### Entries supplied
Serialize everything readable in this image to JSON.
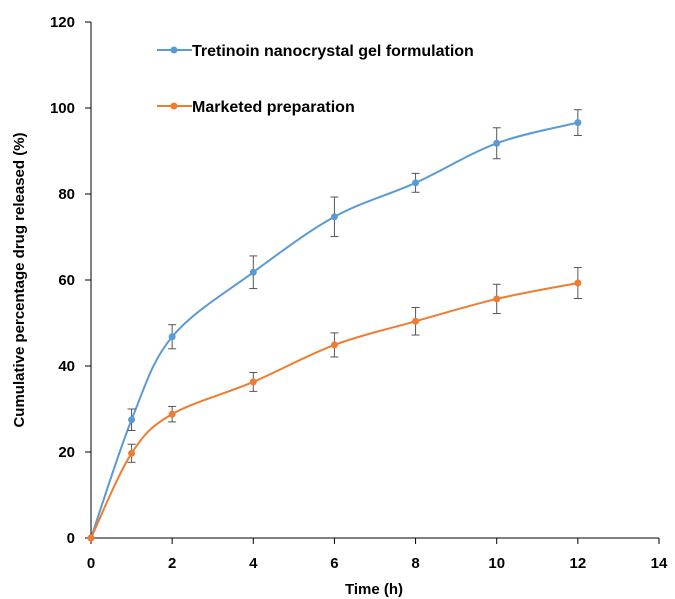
{
  "chart_data": {
    "type": "line",
    "xlabel": "Time (h)",
    "ylabel": "Cumulative percentage drug released (%)",
    "xlim": [
      0,
      14
    ],
    "ylim": [
      0,
      120
    ],
    "xticks": [
      0,
      2,
      4,
      6,
      8,
      10,
      12,
      14
    ],
    "yticks": [
      0,
      20,
      40,
      60,
      80,
      100,
      120
    ],
    "grid": false,
    "legend_position": "top-left",
    "series": [
      {
        "name": "Tretinoin nanocrystal gel formulation",
        "color": "#5b9bd5",
        "x": [
          0,
          1,
          2,
          4,
          6,
          8,
          10,
          12
        ],
        "y": [
          0,
          27.5,
          46.8,
          61.8,
          74.7,
          82.6,
          91.8,
          96.6
        ],
        "error": [
          0,
          2.5,
          2.8,
          3.8,
          4.6,
          2.2,
          3.6,
          3.0
        ]
      },
      {
        "name": "Marketed preparation",
        "color": "#ed7d31",
        "x": [
          0,
          1,
          2,
          4,
          6,
          8,
          10,
          12
        ],
        "y": [
          0,
          19.7,
          28.8,
          36.3,
          44.9,
          50.4,
          55.6,
          59.3
        ],
        "error": [
          0,
          2.1,
          1.8,
          2.2,
          2.8,
          3.2,
          3.4,
          3.6
        ]
      }
    ]
  }
}
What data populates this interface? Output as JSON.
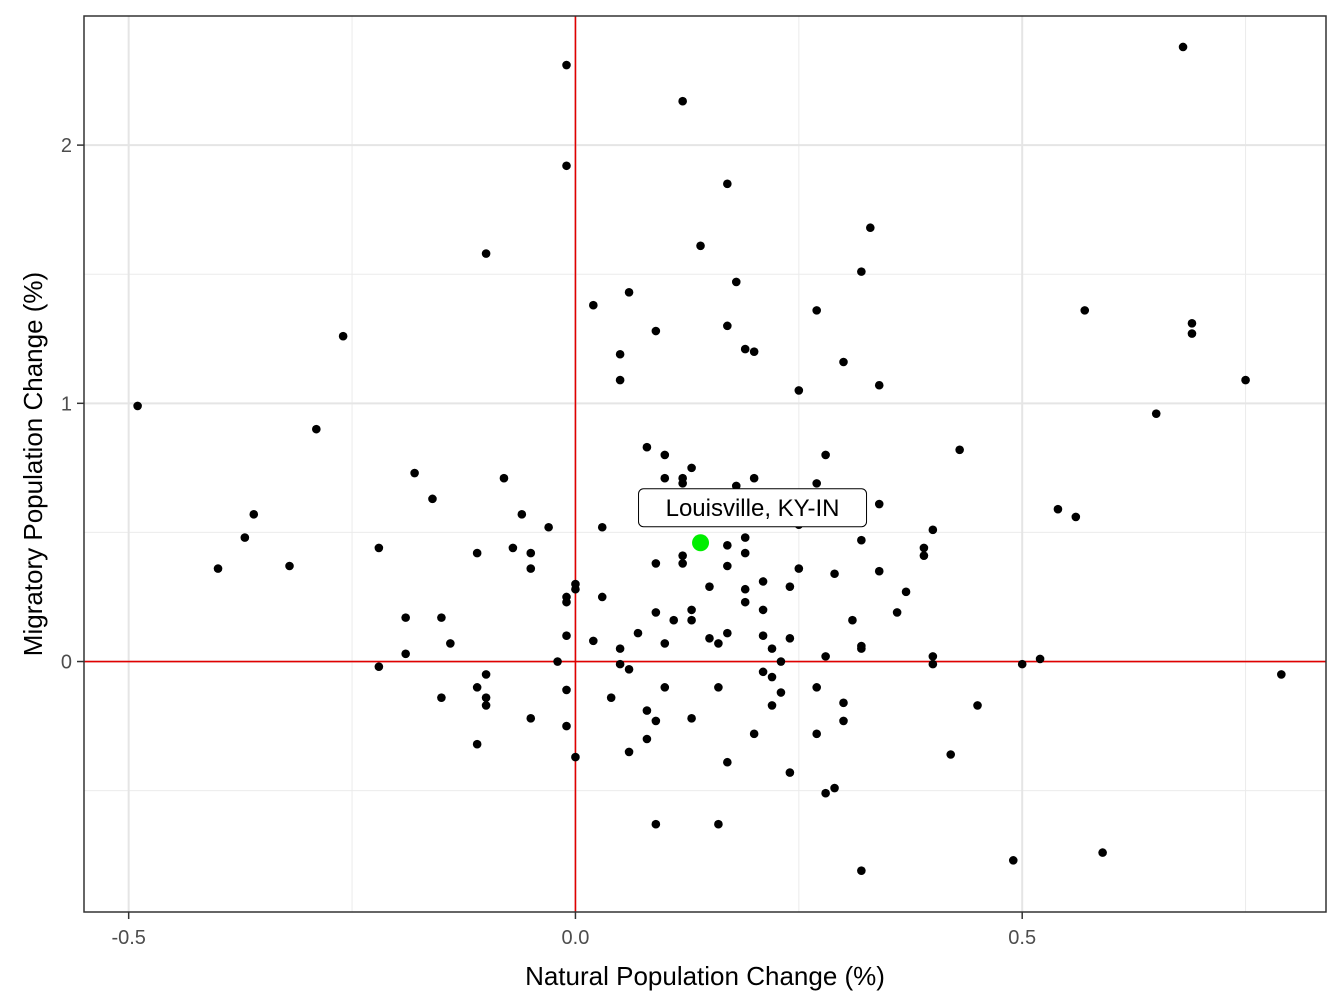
{
  "chart_data": {
    "type": "scatter",
    "title": "",
    "xlabel": "Natural Population Change (%)",
    "ylabel": "Migratory Population Change (%)",
    "xlim": [
      -0.55,
      0.84
    ],
    "ylim": [
      -0.97,
      2.5
    ],
    "x_ticks": [
      -0.5,
      0.0,
      0.5
    ],
    "x_tick_labels": [
      "-0.5",
      "0.0",
      "0.5"
    ],
    "y_ticks": [
      0,
      1,
      2
    ],
    "y_tick_labels": [
      "0",
      "1",
      "2"
    ],
    "grid": true,
    "reference_lines": {
      "x": 0,
      "y": 0,
      "color": "#e00000"
    },
    "point_color": "#000000",
    "highlight": {
      "label": "Louisville, KY-IN",
      "x": 0.14,
      "y": 0.46,
      "color": "#00ee00"
    },
    "points": [
      [
        0.68,
        2.38
      ],
      [
        -0.01,
        2.31
      ],
      [
        0.12,
        2.17
      ],
      [
        -0.01,
        1.92
      ],
      [
        0.17,
        1.85
      ],
      [
        0.33,
        1.68
      ],
      [
        0.14,
        1.61
      ],
      [
        -0.1,
        1.58
      ],
      [
        0.32,
        1.51
      ],
      [
        0.18,
        1.47
      ],
      [
        0.06,
        1.43
      ],
      [
        0.02,
        1.38
      ],
      [
        0.27,
        1.36
      ],
      [
        0.57,
        1.36
      ],
      [
        0.69,
        1.31
      ],
      [
        0.17,
        1.3
      ],
      [
        0.09,
        1.28
      ],
      [
        0.69,
        1.27
      ],
      [
        -0.26,
        1.26
      ],
      [
        0.19,
        1.21
      ],
      [
        0.2,
        1.2
      ],
      [
        0.05,
        1.19
      ],
      [
        0.3,
        1.16
      ],
      [
        0.05,
        1.09
      ],
      [
        0.75,
        1.09
      ],
      [
        0.34,
        1.07
      ],
      [
        0.25,
        1.05
      ],
      [
        -0.49,
        0.99
      ],
      [
        0.65,
        0.96
      ],
      [
        -0.29,
        0.9
      ],
      [
        0.08,
        0.83
      ],
      [
        0.43,
        0.82
      ],
      [
        0.1,
        0.8
      ],
      [
        0.28,
        0.8
      ],
      [
        0.13,
        0.75
      ],
      [
        -0.18,
        0.73
      ],
      [
        -0.08,
        0.71
      ],
      [
        0.1,
        0.71
      ],
      [
        0.12,
        0.71
      ],
      [
        0.2,
        0.71
      ],
      [
        0.12,
        0.69
      ],
      [
        0.27,
        0.69
      ],
      [
        0.18,
        0.68
      ],
      [
        -0.16,
        0.63
      ],
      [
        0.34,
        0.61
      ],
      [
        0.54,
        0.59
      ],
      [
        -0.36,
        0.57
      ],
      [
        -0.06,
        0.57
      ],
      [
        0.56,
        0.56
      ],
      [
        0.11,
        0.54
      ],
      [
        0.25,
        0.53
      ],
      [
        -0.03,
        0.52
      ],
      [
        0.03,
        0.52
      ],
      [
        0.4,
        0.51
      ],
      [
        -0.37,
        0.48
      ],
      [
        0.19,
        0.48
      ],
      [
        0.32,
        0.47
      ],
      [
        0.17,
        0.45
      ],
      [
        -0.22,
        0.44
      ],
      [
        -0.07,
        0.44
      ],
      [
        0.39,
        0.44
      ],
      [
        -0.11,
        0.42
      ],
      [
        -0.05,
        0.42
      ],
      [
        0.19,
        0.42
      ],
      [
        0.12,
        0.41
      ],
      [
        0.39,
        0.41
      ],
      [
        0.09,
        0.38
      ],
      [
        0.12,
        0.38
      ],
      [
        0.17,
        0.37
      ],
      [
        -0.4,
        0.36
      ],
      [
        -0.32,
        0.37
      ],
      [
        -0.05,
        0.36
      ],
      [
        0.25,
        0.36
      ],
      [
        0.34,
        0.35
      ],
      [
        0.29,
        0.34
      ],
      [
        0.21,
        0.31
      ],
      [
        0.0,
        0.3
      ],
      [
        0.15,
        0.29
      ],
      [
        0.24,
        0.29
      ],
      [
        0.0,
        0.28
      ],
      [
        0.19,
        0.28
      ],
      [
        0.37,
        0.27
      ],
      [
        0.03,
        0.25
      ],
      [
        -0.01,
        0.25
      ],
      [
        -0.01,
        0.23
      ],
      [
        0.19,
        0.23
      ],
      [
        0.13,
        0.2
      ],
      [
        0.21,
        0.2
      ],
      [
        0.09,
        0.19
      ],
      [
        0.36,
        0.19
      ],
      [
        -0.19,
        0.17
      ],
      [
        -0.15,
        0.17
      ],
      [
        0.11,
        0.16
      ],
      [
        0.13,
        0.16
      ],
      [
        0.31,
        0.16
      ],
      [
        0.07,
        0.11
      ],
      [
        0.17,
        0.11
      ],
      [
        -0.01,
        0.1
      ],
      [
        0.21,
        0.1
      ],
      [
        0.15,
        0.09
      ],
      [
        0.24,
        0.09
      ],
      [
        0.02,
        0.08
      ],
      [
        -0.14,
        0.07
      ],
      [
        0.1,
        0.07
      ],
      [
        0.16,
        0.07
      ],
      [
        0.05,
        0.05
      ],
      [
        0.22,
        0.05
      ],
      [
        0.32,
        0.06
      ],
      [
        0.32,
        0.05
      ],
      [
        -0.19,
        0.03
      ],
      [
        0.28,
        0.02
      ],
      [
        0.4,
        0.02
      ],
      [
        0.52,
        0.01
      ],
      [
        -0.02,
        0.0
      ],
      [
        0.23,
        0.0
      ],
      [
        0.05,
        -0.01
      ],
      [
        0.4,
        -0.01
      ],
      [
        0.5,
        -0.01
      ],
      [
        -0.22,
        -0.02
      ],
      [
        0.06,
        -0.03
      ],
      [
        0.21,
        -0.04
      ],
      [
        -0.1,
        -0.05
      ],
      [
        0.79,
        -0.05
      ],
      [
        0.22,
        -0.06
      ],
      [
        -0.11,
        -0.1
      ],
      [
        0.1,
        -0.1
      ],
      [
        0.16,
        -0.1
      ],
      [
        -0.01,
        -0.11
      ],
      [
        0.23,
        -0.12
      ],
      [
        0.27,
        -0.1
      ],
      [
        -0.15,
        -0.14
      ],
      [
        -0.1,
        -0.14
      ],
      [
        0.04,
        -0.14
      ],
      [
        0.3,
        -0.16
      ],
      [
        -0.1,
        -0.17
      ],
      [
        0.22,
        -0.17
      ],
      [
        0.45,
        -0.17
      ],
      [
        0.08,
        -0.19
      ],
      [
        -0.05,
        -0.22
      ],
      [
        0.09,
        -0.23
      ],
      [
        0.13,
        -0.22
      ],
      [
        0.3,
        -0.23
      ],
      [
        -0.01,
        -0.25
      ],
      [
        0.2,
        -0.28
      ],
      [
        0.27,
        -0.28
      ],
      [
        0.08,
        -0.3
      ],
      [
        -0.11,
        -0.32
      ],
      [
        0.06,
        -0.35
      ],
      [
        0.42,
        -0.36
      ],
      [
        0.0,
        -0.37
      ],
      [
        0.17,
        -0.39
      ],
      [
        0.24,
        -0.43
      ],
      [
        0.29,
        -0.49
      ],
      [
        0.28,
        -0.51
      ],
      [
        0.09,
        -0.63
      ],
      [
        0.16,
        -0.63
      ],
      [
        0.59,
        -0.74
      ],
      [
        0.49,
        -0.77
      ],
      [
        0.32,
        -0.81
      ]
    ]
  }
}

### Your objective
All lines above containing the string "Change" are to be collected.

### Answer for this exercise
    "xlabel": "Natural Population Change (%)",
    "ylabel": "Migratory Population Change (%)",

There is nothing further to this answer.